# Happy Birthday Etack!



## maynman1751 (Jun 4, 2014)

Have a great day and may tantalum rain down upon you! 8)


----------



## Lou (Jun 4, 2014)

Yes, Happy Birthday.

The tantalum part sounds painful!


----------



## FrugalRefiner (Jun 4, 2014)

It's a Buckeye party! Happy Birthday Eric!

Dave


----------



## jimdoc (Jun 4, 2014)

Happy Birthday!

Jim


----------



## philddreamer (Jun 4, 2014)

Happy Birthday, Eric! 8) 

Phil


----------



## necromancer (Jun 4, 2014)

Happy Birthday Eric !!

one tantalum scull plate to guard against that tantalum rain :shock:


----------



## Irons (Jun 4, 2014)

■ GIVEN DATA:
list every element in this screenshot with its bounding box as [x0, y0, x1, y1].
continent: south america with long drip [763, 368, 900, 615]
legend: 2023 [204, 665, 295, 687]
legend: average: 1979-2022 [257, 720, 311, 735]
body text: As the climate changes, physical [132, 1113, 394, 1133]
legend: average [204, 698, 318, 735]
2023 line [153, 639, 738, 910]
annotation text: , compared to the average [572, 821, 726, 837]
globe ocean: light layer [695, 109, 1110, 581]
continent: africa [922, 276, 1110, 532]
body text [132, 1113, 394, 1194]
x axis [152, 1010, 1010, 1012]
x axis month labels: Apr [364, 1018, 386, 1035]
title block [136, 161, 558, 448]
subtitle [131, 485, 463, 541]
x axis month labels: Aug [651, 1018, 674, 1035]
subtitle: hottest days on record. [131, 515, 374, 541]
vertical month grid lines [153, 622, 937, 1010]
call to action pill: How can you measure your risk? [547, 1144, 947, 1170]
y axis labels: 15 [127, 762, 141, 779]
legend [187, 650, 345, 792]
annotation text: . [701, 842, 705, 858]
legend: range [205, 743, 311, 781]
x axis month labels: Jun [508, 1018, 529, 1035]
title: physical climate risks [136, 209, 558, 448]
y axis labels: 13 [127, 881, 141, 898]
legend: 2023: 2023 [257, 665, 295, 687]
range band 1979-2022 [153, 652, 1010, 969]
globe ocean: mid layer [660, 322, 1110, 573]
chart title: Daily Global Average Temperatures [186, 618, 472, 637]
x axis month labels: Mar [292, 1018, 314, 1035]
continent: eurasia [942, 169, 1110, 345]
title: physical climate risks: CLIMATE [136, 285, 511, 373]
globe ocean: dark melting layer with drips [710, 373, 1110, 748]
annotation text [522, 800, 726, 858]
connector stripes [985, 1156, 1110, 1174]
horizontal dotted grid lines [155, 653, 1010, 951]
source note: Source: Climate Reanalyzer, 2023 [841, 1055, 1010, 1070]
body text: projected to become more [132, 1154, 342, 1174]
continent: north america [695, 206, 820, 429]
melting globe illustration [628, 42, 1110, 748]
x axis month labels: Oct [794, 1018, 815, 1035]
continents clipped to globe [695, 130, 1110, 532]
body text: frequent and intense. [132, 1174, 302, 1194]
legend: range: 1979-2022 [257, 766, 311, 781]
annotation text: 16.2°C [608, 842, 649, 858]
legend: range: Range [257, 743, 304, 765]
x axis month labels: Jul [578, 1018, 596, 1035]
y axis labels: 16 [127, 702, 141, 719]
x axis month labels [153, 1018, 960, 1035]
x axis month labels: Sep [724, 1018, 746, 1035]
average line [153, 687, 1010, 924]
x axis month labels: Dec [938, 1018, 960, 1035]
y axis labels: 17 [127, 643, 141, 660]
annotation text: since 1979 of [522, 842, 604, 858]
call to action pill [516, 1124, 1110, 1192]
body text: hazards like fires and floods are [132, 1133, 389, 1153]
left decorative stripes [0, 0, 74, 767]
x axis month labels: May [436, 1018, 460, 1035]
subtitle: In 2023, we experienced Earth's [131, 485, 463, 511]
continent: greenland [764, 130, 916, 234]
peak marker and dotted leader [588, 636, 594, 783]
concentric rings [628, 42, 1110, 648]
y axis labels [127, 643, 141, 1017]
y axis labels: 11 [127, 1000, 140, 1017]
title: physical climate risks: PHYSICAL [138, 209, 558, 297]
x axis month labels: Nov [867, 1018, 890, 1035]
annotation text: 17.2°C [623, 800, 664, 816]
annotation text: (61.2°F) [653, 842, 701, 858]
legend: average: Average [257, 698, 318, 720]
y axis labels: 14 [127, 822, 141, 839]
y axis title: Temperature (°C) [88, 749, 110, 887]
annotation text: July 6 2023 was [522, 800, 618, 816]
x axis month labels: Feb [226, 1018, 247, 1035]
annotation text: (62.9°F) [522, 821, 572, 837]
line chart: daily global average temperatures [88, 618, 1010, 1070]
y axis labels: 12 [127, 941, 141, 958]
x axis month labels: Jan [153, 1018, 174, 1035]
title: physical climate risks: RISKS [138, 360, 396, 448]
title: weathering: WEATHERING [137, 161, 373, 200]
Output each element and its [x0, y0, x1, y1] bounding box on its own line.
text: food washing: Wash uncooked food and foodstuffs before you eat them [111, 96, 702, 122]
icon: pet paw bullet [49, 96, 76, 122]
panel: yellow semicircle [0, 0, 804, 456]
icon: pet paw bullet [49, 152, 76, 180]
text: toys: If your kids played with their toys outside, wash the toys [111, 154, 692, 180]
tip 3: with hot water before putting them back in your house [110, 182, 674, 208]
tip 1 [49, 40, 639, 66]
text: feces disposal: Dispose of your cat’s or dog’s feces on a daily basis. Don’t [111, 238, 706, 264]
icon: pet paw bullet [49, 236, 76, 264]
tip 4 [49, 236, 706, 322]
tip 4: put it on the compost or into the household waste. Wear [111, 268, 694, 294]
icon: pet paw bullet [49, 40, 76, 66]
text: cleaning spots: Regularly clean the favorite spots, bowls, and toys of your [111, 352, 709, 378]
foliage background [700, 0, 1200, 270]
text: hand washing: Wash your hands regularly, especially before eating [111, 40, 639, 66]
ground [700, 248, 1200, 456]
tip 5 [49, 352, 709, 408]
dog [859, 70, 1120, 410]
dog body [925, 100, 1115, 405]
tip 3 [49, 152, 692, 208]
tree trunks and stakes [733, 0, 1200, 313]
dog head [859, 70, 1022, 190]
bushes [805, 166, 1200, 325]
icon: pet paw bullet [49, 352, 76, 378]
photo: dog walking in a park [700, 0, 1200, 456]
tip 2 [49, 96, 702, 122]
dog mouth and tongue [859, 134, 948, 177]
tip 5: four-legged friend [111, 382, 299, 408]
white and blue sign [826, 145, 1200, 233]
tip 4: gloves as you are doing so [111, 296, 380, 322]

■ WORK INSTRUCTIONS:
#1 In the birthday thread:
(a) What does maynman1751 hope will rain down?
(b) What does Lou say about the tantalum part?
(c) What kind of party does FrugalRefiner call it?
#2 Could you carry on the birthday thread from its last line, starting with the post by Irons?

■ RESULTS OF THE EXERCISE:
#1
(a) Tantalum.
(b) It sounds painful.
(c) A Buckeye party.

#2
Happy Birthday. :mrgreen:


----------



## rewalston (Jun 4, 2014)

Happy Birthday


----------



## butcher (Jun 5, 2014)

Happy birthday Eric.


----------



## etack (Jun 5, 2014)

Thanks guys. 

I hope to not need the Ta skull plate. However it would be cool to have one. 

Eric


----------



## patnor1011 (Jun 5, 2014)

Happy Birthday Eric.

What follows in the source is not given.